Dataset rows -
>> Start
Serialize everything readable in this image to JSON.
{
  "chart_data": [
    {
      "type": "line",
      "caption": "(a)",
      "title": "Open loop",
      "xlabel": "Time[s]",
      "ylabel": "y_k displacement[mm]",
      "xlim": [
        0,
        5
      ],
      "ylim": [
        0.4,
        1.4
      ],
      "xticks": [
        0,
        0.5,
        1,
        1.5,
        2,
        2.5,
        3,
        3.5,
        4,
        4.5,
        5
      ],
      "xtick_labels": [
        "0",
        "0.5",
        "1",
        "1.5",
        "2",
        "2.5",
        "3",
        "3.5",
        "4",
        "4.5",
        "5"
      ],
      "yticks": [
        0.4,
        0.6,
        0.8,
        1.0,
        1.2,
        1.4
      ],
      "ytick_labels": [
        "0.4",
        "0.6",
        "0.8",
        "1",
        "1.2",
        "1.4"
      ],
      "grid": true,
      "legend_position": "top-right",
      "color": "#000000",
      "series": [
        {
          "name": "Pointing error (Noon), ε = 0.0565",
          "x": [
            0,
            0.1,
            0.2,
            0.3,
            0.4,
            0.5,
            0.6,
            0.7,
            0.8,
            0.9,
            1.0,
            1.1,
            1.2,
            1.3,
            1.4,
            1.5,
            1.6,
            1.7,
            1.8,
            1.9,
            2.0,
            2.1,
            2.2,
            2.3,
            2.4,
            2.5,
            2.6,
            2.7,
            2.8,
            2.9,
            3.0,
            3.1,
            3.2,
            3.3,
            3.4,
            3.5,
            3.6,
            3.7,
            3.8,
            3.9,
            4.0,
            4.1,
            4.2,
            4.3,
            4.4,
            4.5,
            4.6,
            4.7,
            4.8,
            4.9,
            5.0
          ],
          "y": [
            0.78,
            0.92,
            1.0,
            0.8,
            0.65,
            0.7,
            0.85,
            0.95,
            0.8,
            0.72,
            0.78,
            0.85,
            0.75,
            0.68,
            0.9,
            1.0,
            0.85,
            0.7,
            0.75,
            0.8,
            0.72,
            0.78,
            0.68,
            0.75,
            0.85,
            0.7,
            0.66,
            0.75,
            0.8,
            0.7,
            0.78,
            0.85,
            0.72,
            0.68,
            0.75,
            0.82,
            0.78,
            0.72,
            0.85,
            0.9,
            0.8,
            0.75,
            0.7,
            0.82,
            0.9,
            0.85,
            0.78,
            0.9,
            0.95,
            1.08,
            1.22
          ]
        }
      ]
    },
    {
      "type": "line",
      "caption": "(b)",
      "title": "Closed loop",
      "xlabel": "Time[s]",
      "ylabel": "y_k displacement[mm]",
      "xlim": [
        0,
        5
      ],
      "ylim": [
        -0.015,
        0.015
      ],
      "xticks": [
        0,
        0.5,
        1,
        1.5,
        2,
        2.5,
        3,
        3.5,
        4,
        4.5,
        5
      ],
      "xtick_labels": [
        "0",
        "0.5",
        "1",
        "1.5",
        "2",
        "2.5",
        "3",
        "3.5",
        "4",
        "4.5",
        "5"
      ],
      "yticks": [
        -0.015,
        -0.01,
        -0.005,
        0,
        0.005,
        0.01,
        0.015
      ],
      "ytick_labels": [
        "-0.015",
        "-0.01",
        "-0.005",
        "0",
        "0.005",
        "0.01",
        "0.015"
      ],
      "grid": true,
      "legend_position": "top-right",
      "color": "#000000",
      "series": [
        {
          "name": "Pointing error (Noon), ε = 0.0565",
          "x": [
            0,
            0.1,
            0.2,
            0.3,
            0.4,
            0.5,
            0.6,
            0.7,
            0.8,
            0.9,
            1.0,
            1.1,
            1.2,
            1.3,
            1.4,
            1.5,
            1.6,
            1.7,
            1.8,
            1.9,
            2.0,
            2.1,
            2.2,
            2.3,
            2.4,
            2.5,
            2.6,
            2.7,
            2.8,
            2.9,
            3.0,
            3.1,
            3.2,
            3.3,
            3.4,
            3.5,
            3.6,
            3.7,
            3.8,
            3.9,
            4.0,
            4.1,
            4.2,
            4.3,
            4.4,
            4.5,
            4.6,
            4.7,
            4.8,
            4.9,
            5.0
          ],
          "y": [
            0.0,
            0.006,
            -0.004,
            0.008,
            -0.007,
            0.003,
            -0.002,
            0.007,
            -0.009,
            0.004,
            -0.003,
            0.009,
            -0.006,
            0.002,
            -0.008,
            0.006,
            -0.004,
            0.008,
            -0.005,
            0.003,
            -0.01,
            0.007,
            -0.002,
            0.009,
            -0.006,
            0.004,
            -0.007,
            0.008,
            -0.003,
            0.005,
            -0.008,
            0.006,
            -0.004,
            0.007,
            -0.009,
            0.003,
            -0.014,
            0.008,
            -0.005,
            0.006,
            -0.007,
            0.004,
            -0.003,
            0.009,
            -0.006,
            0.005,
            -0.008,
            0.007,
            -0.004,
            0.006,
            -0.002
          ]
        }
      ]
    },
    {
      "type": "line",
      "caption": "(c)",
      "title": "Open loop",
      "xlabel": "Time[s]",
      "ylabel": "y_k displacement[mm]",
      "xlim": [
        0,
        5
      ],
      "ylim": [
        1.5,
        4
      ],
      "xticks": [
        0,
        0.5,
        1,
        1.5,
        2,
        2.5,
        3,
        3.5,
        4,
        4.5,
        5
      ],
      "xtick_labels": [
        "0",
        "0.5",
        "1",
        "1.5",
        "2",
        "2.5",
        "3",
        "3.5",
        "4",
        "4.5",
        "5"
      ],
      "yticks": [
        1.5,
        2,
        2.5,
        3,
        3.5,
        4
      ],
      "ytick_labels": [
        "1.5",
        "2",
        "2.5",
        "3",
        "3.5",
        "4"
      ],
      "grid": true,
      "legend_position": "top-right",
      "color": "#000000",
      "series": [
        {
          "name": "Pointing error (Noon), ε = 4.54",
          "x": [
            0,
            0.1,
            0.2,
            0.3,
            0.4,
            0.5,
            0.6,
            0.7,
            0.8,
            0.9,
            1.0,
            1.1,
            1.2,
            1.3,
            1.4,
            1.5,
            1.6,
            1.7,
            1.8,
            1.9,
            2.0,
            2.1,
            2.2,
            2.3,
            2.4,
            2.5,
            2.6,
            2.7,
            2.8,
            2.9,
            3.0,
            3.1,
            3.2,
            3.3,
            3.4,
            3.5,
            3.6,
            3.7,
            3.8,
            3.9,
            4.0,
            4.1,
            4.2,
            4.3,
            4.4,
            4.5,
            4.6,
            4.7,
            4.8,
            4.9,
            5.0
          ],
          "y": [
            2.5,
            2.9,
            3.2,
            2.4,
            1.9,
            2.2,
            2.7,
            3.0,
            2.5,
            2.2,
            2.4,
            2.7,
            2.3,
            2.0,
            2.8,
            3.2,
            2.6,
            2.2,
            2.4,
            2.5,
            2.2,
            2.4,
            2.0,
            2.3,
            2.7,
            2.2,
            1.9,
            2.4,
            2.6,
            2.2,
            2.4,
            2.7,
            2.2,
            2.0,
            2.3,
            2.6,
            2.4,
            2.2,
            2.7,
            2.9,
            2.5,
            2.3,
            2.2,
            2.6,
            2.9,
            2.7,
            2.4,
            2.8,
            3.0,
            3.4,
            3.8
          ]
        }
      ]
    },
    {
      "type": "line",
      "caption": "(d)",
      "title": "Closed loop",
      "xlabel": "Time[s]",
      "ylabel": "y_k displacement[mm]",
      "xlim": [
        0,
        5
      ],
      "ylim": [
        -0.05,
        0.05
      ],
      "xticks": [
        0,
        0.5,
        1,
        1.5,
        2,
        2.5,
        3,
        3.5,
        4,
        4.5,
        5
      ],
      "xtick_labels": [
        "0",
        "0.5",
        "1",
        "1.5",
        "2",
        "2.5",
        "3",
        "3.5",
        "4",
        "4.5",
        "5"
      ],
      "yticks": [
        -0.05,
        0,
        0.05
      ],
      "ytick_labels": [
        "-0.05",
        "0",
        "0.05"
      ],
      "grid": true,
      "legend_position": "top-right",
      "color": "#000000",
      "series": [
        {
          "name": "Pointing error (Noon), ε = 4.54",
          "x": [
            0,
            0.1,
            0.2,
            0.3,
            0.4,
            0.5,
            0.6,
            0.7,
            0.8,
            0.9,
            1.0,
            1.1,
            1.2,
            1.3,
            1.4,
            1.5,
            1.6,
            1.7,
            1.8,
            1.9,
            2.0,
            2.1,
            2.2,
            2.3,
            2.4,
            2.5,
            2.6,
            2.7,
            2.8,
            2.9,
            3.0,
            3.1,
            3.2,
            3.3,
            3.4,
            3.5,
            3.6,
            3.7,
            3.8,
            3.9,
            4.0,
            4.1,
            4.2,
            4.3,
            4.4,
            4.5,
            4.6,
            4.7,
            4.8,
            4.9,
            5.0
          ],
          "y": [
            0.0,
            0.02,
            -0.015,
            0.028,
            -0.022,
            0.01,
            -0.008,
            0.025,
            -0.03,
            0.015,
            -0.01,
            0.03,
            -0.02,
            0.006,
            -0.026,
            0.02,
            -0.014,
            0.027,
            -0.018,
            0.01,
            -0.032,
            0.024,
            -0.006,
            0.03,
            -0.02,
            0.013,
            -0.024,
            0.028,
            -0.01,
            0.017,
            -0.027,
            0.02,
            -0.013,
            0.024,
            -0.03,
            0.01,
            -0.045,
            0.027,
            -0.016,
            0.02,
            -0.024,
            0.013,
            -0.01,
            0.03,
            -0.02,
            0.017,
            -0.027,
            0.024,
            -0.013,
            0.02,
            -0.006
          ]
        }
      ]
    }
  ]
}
>> End
To do - Write out every line from the entries where "caption" appears.

Solution below -
      "caption": "(a)",
      "caption": "(b)",
      "caption": "(c)",
      "caption": "(d)",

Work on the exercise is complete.